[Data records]

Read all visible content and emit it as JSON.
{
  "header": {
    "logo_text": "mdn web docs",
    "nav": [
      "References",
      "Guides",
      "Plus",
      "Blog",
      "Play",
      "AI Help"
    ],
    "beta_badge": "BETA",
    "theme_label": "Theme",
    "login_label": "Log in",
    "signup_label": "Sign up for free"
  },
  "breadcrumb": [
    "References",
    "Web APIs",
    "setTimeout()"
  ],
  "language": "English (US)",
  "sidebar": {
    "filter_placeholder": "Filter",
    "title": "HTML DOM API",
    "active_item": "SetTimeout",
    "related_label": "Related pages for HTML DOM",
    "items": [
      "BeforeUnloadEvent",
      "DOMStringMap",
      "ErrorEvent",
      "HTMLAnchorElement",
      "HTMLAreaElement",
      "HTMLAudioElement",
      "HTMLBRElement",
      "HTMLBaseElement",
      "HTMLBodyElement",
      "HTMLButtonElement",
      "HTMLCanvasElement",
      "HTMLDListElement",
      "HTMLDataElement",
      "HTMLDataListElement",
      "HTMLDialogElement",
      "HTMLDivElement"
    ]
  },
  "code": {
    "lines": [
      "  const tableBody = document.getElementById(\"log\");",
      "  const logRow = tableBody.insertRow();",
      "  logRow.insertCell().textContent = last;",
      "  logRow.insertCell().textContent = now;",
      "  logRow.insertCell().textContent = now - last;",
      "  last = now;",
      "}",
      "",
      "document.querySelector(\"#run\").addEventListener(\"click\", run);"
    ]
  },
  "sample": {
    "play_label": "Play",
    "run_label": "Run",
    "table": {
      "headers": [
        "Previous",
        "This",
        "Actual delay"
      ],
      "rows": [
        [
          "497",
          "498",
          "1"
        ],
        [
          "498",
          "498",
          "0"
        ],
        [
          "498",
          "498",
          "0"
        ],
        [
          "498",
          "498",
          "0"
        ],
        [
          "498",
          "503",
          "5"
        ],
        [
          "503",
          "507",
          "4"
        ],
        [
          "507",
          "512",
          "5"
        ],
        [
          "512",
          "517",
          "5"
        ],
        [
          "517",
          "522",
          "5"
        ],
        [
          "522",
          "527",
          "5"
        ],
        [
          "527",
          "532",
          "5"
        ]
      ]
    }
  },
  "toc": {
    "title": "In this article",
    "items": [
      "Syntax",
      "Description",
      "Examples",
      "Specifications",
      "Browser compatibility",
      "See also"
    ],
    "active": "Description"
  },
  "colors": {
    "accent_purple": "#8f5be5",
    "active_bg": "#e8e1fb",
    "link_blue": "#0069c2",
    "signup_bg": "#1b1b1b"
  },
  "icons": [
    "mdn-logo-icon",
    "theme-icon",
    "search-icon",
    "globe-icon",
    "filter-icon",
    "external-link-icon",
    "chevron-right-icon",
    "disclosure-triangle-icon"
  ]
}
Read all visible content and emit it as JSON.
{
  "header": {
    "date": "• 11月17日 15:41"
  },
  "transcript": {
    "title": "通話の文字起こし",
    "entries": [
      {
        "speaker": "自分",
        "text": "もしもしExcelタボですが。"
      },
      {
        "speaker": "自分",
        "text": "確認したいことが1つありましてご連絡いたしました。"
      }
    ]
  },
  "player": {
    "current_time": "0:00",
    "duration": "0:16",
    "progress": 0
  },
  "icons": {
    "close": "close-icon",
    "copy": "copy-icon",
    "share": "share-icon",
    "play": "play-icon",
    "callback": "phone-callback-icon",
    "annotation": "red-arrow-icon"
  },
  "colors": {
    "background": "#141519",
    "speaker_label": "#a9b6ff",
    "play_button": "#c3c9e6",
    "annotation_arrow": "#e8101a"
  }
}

...

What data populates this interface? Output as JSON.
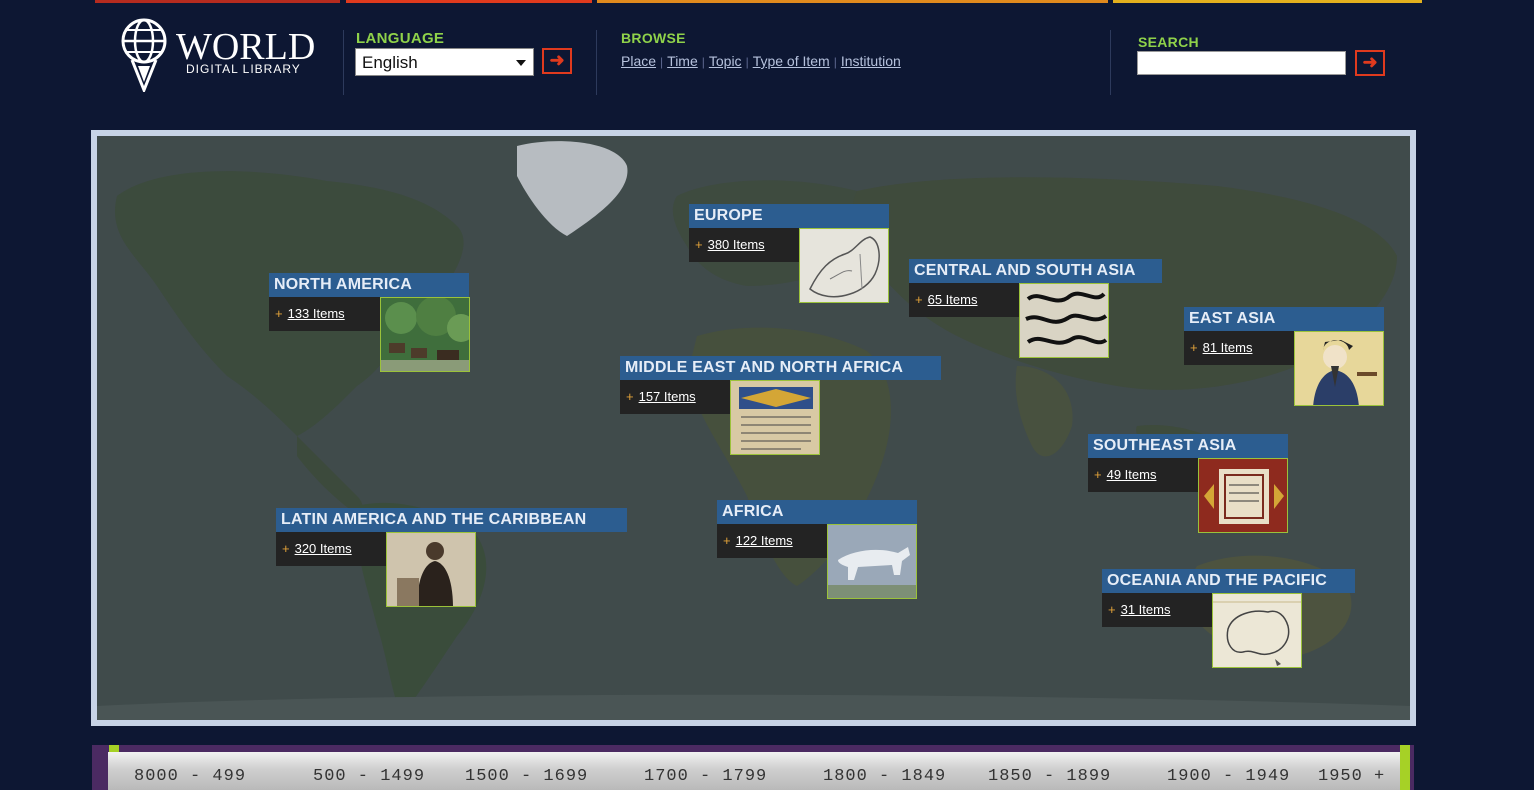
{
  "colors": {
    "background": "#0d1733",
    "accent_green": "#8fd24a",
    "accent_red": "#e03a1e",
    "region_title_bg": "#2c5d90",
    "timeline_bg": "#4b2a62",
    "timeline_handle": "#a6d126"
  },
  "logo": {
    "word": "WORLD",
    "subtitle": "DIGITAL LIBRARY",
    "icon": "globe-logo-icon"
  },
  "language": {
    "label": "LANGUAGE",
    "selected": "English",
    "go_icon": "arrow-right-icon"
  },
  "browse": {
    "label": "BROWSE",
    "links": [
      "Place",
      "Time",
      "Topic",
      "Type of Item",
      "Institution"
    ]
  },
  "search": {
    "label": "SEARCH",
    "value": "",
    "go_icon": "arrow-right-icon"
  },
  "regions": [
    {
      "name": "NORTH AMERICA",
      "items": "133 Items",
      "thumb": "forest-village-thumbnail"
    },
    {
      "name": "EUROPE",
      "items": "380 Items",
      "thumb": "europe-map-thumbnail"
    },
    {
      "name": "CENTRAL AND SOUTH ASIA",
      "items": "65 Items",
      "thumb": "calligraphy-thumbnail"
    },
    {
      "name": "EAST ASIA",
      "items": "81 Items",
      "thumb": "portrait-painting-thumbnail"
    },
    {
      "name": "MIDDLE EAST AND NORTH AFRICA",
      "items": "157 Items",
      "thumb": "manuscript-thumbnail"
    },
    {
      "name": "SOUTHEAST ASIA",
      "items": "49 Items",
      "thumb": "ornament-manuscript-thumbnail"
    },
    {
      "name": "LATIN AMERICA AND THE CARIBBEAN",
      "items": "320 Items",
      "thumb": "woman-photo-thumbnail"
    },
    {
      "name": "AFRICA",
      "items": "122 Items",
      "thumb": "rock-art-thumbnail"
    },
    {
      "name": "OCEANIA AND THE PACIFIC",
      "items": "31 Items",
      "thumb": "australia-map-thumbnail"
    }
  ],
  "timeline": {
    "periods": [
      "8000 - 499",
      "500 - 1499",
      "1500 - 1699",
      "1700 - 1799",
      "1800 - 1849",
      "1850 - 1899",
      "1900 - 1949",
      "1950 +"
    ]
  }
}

- EXERCISE INSTRUCTIONS
Examine the records and pull out every line where the string "logRow" occurs.

- RESPONSE FOR THIS EXERCISE
      "  const logRow = tableBody.insertRow();",
      "  logRow.insertCell().textContent = last;",
      "  logRow.insertCell().textContent = now;",
      "  logRow.insertCell().textContent = now - last;",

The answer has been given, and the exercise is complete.